Task prompt
Restate the entries below word for word, omitting nothing.

Entries supplied
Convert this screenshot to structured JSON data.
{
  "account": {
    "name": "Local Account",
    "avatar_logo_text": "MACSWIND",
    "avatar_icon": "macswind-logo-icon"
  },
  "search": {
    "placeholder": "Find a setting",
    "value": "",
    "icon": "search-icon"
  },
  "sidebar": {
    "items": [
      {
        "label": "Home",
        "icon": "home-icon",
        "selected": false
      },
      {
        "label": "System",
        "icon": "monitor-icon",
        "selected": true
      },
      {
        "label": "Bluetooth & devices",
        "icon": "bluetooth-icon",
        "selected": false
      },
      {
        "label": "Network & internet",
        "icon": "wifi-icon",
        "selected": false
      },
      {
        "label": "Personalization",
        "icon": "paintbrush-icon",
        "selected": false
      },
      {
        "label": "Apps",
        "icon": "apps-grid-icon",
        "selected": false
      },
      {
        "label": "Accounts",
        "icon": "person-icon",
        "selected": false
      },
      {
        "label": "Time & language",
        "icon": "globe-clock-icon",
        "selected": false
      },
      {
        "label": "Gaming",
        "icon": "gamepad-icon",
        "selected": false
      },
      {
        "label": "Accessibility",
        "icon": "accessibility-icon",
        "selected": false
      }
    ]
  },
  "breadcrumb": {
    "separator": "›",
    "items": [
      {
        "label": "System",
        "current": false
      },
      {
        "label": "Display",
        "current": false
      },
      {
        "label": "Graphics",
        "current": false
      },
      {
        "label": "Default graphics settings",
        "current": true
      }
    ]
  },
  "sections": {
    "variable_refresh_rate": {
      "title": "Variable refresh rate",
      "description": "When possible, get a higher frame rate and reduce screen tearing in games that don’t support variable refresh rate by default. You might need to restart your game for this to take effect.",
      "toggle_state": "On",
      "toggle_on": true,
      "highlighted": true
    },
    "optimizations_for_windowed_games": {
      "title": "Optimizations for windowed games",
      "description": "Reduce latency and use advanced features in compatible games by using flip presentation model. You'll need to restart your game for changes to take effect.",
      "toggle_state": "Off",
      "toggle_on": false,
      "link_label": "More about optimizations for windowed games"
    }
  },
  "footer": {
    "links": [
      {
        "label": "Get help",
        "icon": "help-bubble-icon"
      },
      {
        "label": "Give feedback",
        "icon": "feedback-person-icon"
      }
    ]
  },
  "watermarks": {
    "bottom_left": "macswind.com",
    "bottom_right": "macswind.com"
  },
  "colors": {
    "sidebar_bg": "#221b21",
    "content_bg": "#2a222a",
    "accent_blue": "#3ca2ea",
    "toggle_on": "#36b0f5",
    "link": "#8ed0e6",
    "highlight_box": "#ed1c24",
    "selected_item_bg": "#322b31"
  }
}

Solution
Convert this screenshot to structured JSON data.
{
  "account": {
    "name": "Local Account",
    "avatar_logo_text": "MACSWIND",
    "avatar_icon": "macswind-logo-icon"
  },
  "search": {
    "placeholder": "Find a setting",
    "value": "",
    "icon": "search-icon"
  },
  "sidebar": {
    "items": [
      {
        "label": "Home",
        "icon": "home-icon",
        "selected": false
      },
      {
        "label": "System",
        "icon": "monitor-icon",
        "selected": true
      },
      {
        "label": "Bluetooth & devices",
        "icon": "bluetooth-icon",
        "selected": false
      },
      {
        "label": "Network & internet",
        "icon": "wifi-icon",
        "selected": false
      },
      {
        "label": "Personalization",
        "icon": "paintbrush-icon",
        "selected": false
      },
      {
        "label": "Apps",
        "icon": "apps-grid-icon",
        "selected": false
      },
      {
        "label": "Accounts",
        "icon": "person-icon",
        "selected": false
      },
      {
        "label": "Time & language",
        "icon": "globe-clock-icon",
        "selected": false
      },
      {
        "label": "Gaming",
        "icon": "gamepad-icon",
        "selected": false
      },
      {
        "label": "Accessibility",
        "icon": "accessibility-icon",
        "selected": false
      }
    ]
  },
  "breadcrumb": {
    "separator": "›",
    "items": [
      {
        "label": "System",
        "current": false
      },
      {
        "label": "Display",
        "current": false
      },
      {
        "label": "Graphics",
        "current": false
      },
      {
        "label": "Default graphics settings",
        "current": true
      }
    ]
  },
  "sections": {
    "variable_refresh_rate": {
      "title": "Variable refresh rate",
      "description": "When possible, get a higher frame rate and reduce screen tearing in games that don’t support variable refresh rate by default. You might need to restart your game for this to take effect.",
      "toggle_state": "On",
      "toggle_on": true,
      "highlighted": true
    },
    "optimizations_for_windowed_games": {
      "title": "Optimizations for windowed games",
      "description": "Reduce latency and use advanced features in compatible games by using flip presentation model. You'll need to restart your game for changes to take effect.",
      "toggle_state": "Off",
      "toggle_on": false,
      "link_label": "More about optimizations for windowed games"
    }
  },
  "footer": {
    "links": [
      {
        "label": "Get help",
        "icon": "help-bubble-icon"
      },
      {
        "label": "Give feedback",
        "icon": "feedback-person-icon"
      }
    ]
  },
  "watermarks": {
    "bottom_left": "macswind.com",
    "bottom_right": "macswind.com"
  },
  "colors": {
    "sidebar_bg": "#221b21",
    "content_bg": "#2a222a",
    "accent_blue": "#3ca2ea",
    "toggle_on": "#36b0f5",
    "link": "#8ed0e6",
    "highlight_box": "#ed1c24",
    "selected_item_bg": "#322b31"
  }
}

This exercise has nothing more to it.